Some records
^^^^^^^^

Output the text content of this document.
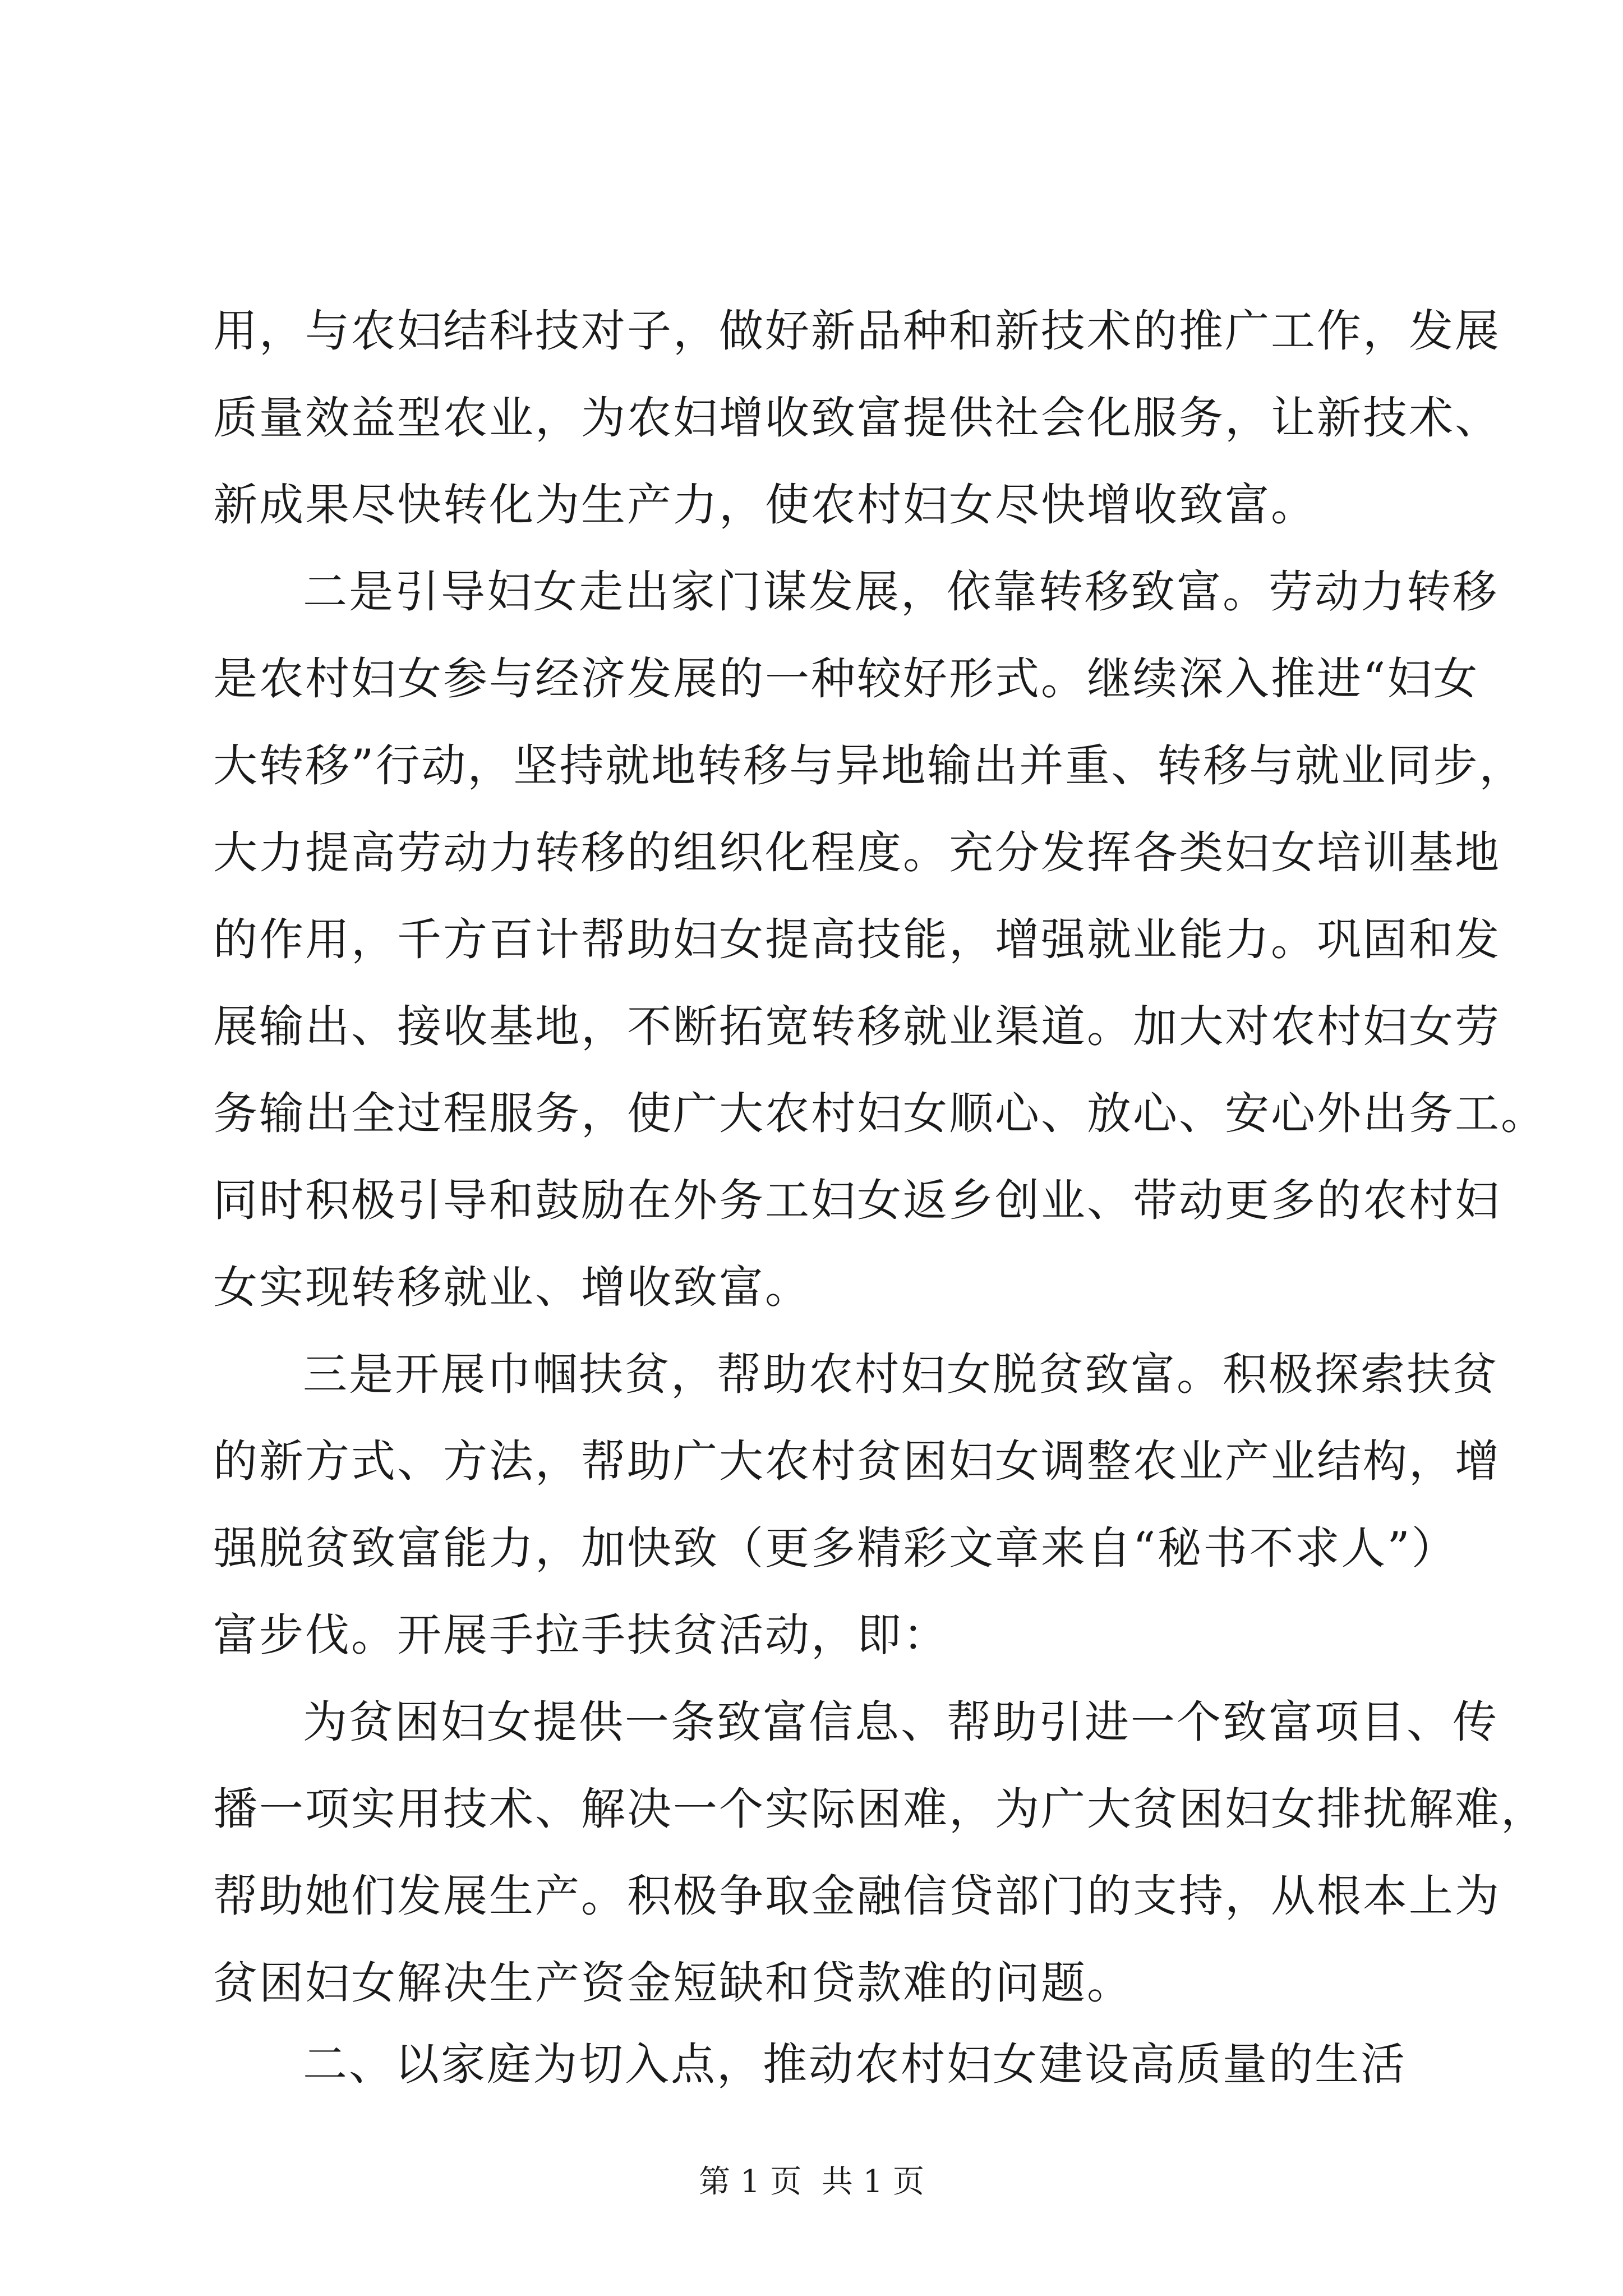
用，与农妇结科技对子，做好新品种和新技术的推广工作，发展
质量效益型农业，为农妇增收致富提供社会化服务，让新技术、
新成果尽快转化为生产力，使农村妇女尽快增收致富。
二是引导妇女走出家门谋发展，依靠转移致富。劳动力转移
是农村妇女参与经济发展的一种较好形式。继续深入推进“妇女
大转移”行动，坚持就地转移与异地输出并重、转移与就业同步，
大力提高劳动力转移的组织化程度。充分发挥各类妇女培训基地
的作用，千方百计帮助妇女提高技能，增强就业能力。巩固和发
展输出、接收基地，不断拓宽转移就业渠道。加大对农村妇女劳
务输出全过程服务，使广大农村妇女顺心、放心、安心外出务工。
同时积极引导和鼓励在外务工妇女返乡创业、带动更多的农村妇
女实现转移就业、增收致富。
三是开展巾帼扶贫，帮助农村妇女脱贫致富。积极探索扶贫
的新方式、方法，帮助广大农村贫困妇女调整农业产业结构，增
强脱贫致富能力，加快致（更多精彩文章来自“秘书不求人”）
富步伐。开展手拉手扶贫活动，即：
为贫困妇女提供一条致富信息、帮助引进一个致富项目、传
播一项实用技术、解决一个实际困难，为广大贫困妇女排扰解难，
帮助她们发展生产。积极争取金融信贷部门的支持，从根本上为
贫困妇女解决生产资金短缺和贷款难的问题。
二、以家庭为切入点，推动农村妇女建设高质量的生活
第 1 页  共 1 页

^^^^^^^^

THE REQUEST
Exclude the pictures, and transcribe all of the material exactly.

EXERCISE RESULT
Output the text content of this document.
用，与农妇结科技对子，做好新品种和新技术的推广工作，发展
质量效益型农业，为农妇增收致富提供社会化服务，让新技术、
新成果尽快转化为生产力，使农村妇女尽快增收致富。
二是引导妇女走出家门谋发展，依靠转移致富。劳动力转移
是农村妇女参与经济发展的一种较好形式。继续深入推进“妇女
大转移”行动，坚持就地转移与异地输出并重、转移与就业同步，
大力提高劳动力转移的组织化程度。充分发挥各类妇女培训基地
的作用，千方百计帮助妇女提高技能，增强就业能力。巩固和发
展输出、接收基地，不断拓宽转移就业渠道。加大对农村妇女劳
务输出全过程服务，使广大农村妇女顺心、放心、安心外出务工。
同时积极引导和鼓励在外务工妇女返乡创业、带动更多的农村妇
女实现转移就业、增收致富。
三是开展巾帼扶贫，帮助农村妇女脱贫致富。积极探索扶贫
的新方式、方法，帮助广大农村贫困妇女调整农业产业结构，增
强脱贫致富能力，加快致（更多精彩文章来自“秘书不求人”）
富步伐。开展手拉手扶贫活动，即：
为贫困妇女提供一条致富信息、帮助引进一个致富项目、传
播一项实用技术、解决一个实际困难，为广大贫困妇女排扰解难，
帮助她们发展生产。积极争取金融信贷部门的支持，从根本上为
贫困妇女解决生产资金短缺和贷款难的问题。
二、以家庭为切入点，推动农村妇女建设高质量的生活
第 1 页  共 1 页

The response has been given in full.